Data entries for graphics
— START —

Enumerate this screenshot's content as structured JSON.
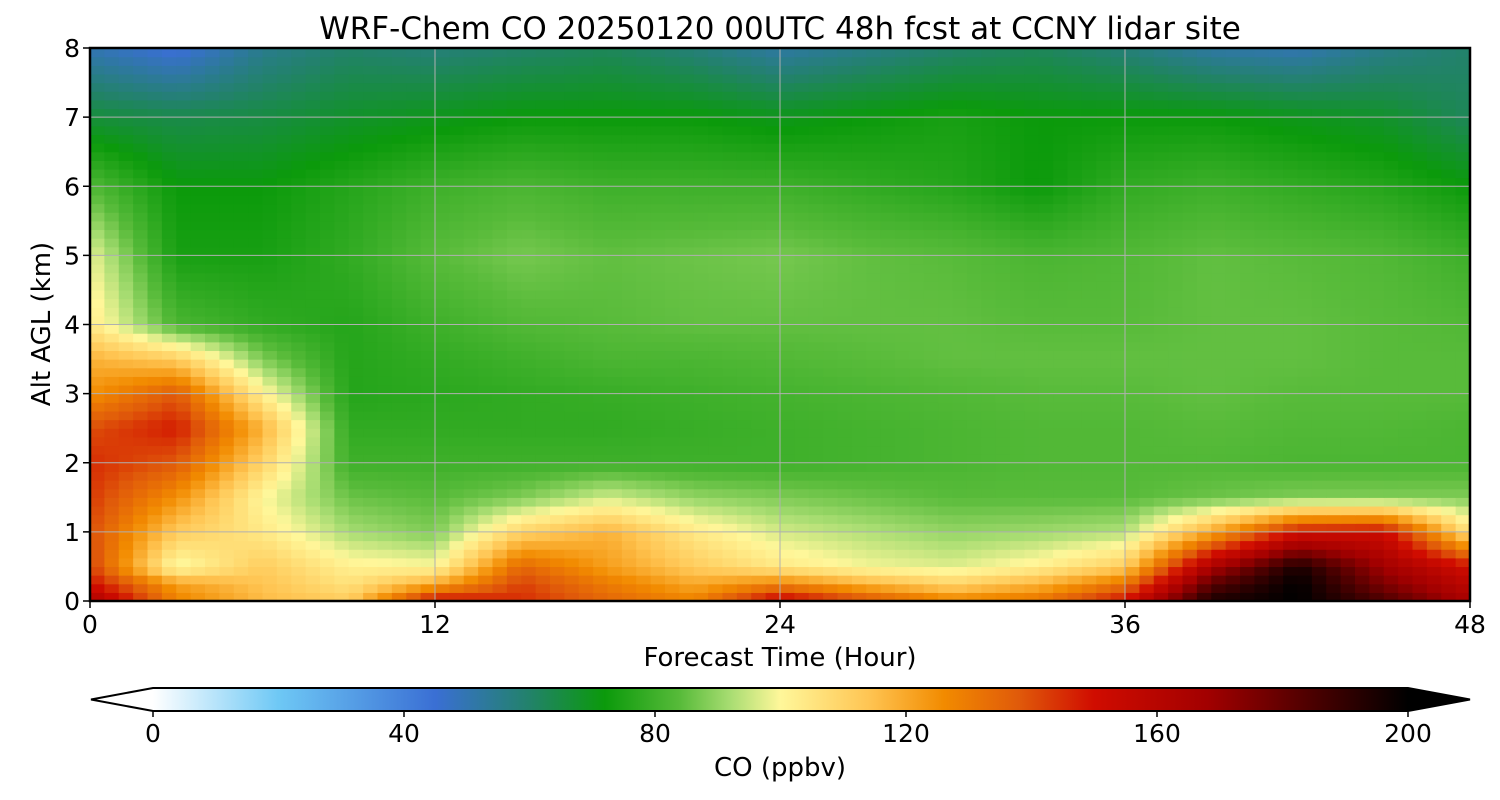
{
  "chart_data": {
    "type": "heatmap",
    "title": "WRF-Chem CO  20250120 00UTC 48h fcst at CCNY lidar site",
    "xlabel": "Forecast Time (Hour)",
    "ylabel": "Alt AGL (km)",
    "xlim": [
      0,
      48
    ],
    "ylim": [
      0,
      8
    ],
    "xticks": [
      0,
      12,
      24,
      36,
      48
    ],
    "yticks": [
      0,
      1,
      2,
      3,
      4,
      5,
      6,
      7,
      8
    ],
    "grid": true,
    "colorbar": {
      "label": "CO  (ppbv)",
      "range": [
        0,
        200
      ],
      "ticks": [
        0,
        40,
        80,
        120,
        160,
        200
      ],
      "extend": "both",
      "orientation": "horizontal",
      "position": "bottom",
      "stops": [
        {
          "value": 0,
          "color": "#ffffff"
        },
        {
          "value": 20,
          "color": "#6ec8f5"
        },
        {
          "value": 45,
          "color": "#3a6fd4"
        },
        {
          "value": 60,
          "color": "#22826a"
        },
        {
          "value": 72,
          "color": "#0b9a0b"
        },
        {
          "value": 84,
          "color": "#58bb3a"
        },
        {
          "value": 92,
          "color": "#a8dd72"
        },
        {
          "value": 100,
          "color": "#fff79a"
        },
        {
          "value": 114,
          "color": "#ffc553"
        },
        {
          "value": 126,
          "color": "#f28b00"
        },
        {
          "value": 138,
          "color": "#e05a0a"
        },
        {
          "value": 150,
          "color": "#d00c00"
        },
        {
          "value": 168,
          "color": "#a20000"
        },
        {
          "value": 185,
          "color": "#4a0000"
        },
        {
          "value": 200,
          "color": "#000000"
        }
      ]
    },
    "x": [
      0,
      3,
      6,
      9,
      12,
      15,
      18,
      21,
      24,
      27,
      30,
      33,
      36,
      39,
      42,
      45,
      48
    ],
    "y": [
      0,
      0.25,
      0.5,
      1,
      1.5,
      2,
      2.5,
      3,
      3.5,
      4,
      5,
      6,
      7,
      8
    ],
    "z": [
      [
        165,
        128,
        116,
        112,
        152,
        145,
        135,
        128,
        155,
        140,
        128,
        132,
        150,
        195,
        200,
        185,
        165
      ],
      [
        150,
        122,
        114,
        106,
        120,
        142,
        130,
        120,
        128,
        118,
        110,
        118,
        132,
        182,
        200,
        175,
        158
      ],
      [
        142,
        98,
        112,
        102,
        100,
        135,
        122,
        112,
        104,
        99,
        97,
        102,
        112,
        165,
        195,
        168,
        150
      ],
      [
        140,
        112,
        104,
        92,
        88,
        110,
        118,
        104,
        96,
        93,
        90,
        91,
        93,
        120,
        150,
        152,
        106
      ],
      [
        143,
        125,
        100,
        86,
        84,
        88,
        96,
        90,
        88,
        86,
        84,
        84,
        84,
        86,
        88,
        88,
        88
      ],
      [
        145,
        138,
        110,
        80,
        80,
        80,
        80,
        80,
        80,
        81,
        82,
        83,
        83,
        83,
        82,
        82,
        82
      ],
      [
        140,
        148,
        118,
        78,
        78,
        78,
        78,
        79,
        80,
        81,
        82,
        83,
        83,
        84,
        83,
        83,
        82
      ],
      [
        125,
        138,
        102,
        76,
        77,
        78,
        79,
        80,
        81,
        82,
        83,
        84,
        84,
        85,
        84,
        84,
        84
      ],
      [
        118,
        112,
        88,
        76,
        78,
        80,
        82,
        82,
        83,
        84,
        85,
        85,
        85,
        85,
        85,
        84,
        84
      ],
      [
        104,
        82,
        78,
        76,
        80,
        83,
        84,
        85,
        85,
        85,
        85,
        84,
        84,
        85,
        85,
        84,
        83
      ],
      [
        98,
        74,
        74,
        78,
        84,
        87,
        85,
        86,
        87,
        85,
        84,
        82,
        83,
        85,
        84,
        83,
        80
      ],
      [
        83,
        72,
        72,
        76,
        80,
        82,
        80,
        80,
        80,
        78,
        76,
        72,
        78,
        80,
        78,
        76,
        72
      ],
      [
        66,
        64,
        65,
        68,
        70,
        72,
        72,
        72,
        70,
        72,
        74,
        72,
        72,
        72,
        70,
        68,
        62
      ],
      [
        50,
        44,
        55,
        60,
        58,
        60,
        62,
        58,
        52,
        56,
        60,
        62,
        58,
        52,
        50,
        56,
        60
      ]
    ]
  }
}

— END —
— START —

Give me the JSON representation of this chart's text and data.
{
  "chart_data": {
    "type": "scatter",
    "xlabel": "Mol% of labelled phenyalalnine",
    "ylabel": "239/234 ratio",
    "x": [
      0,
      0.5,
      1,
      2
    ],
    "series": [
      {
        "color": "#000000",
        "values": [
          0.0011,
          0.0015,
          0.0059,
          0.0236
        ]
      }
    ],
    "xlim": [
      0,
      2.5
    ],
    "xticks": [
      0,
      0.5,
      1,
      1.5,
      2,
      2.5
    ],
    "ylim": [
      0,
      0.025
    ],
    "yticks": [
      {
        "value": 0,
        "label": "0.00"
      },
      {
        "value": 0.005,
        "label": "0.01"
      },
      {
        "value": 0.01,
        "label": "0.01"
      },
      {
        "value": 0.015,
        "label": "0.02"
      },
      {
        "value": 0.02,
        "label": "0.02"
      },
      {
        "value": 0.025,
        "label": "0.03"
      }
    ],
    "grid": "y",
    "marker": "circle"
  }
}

— END —

▸ What to work on: How many lines in the records above hold the word "xlabel"? Give only the number.

▸ Output of the task: 2